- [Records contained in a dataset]
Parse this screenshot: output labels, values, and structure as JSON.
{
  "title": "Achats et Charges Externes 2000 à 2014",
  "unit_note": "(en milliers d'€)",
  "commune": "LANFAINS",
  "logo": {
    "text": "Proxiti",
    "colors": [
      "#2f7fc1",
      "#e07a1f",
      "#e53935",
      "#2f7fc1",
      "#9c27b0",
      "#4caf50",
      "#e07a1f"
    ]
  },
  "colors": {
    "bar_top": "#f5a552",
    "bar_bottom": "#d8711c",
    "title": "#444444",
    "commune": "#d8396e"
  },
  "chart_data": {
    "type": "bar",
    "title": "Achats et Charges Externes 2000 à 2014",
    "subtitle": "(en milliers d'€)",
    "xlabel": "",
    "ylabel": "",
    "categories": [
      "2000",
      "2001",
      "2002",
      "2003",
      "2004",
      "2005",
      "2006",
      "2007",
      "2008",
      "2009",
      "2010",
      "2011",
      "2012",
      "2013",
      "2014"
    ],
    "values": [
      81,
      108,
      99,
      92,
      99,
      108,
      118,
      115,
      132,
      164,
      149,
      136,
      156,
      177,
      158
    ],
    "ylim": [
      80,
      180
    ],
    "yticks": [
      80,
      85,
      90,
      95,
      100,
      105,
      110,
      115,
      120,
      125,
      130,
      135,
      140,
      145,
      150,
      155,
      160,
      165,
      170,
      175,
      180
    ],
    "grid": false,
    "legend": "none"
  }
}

- [Short task] Retype the data exactly as given.

- [Solution to the exercise]
Parse this screenshot: output labels, values, and structure as JSON.
{
  "title": "Achats et Charges Externes 2000 à 2014",
  "unit_note": "(en milliers d'€)",
  "commune": "LANFAINS",
  "logo": {
    "text": "Proxiti",
    "colors": [
      "#2f7fc1",
      "#e07a1f",
      "#e53935",
      "#2f7fc1",
      "#9c27b0",
      "#4caf50",
      "#e07a1f"
    ]
  },
  "colors": {
    "bar_top": "#f5a552",
    "bar_bottom": "#d8711c",
    "title": "#444444",
    "commune": "#d8396e"
  },
  "chart_data": {
    "type": "bar",
    "title": "Achats et Charges Externes 2000 à 2014",
    "subtitle": "(en milliers d'€)",
    "xlabel": "",
    "ylabel": "",
    "categories": [
      "2000",
      "2001",
      "2002",
      "2003",
      "2004",
      "2005",
      "2006",
      "2007",
      "2008",
      "2009",
      "2010",
      "2011",
      "2012",
      "2013",
      "2014"
    ],
    "values": [
      81,
      108,
      99,
      92,
      99,
      108,
      118,
      115,
      132,
      164,
      149,
      136,
      156,
      177,
      158
    ],
    "ylim": [
      80,
      180
    ],
    "yticks": [
      80,
      85,
      90,
      95,
      100,
      105,
      110,
      115,
      120,
      125,
      130,
      135,
      140,
      145,
      150,
      155,
      160,
      165,
      170,
      175,
      180
    ],
    "grid": false,
    "legend": "none"
  }
}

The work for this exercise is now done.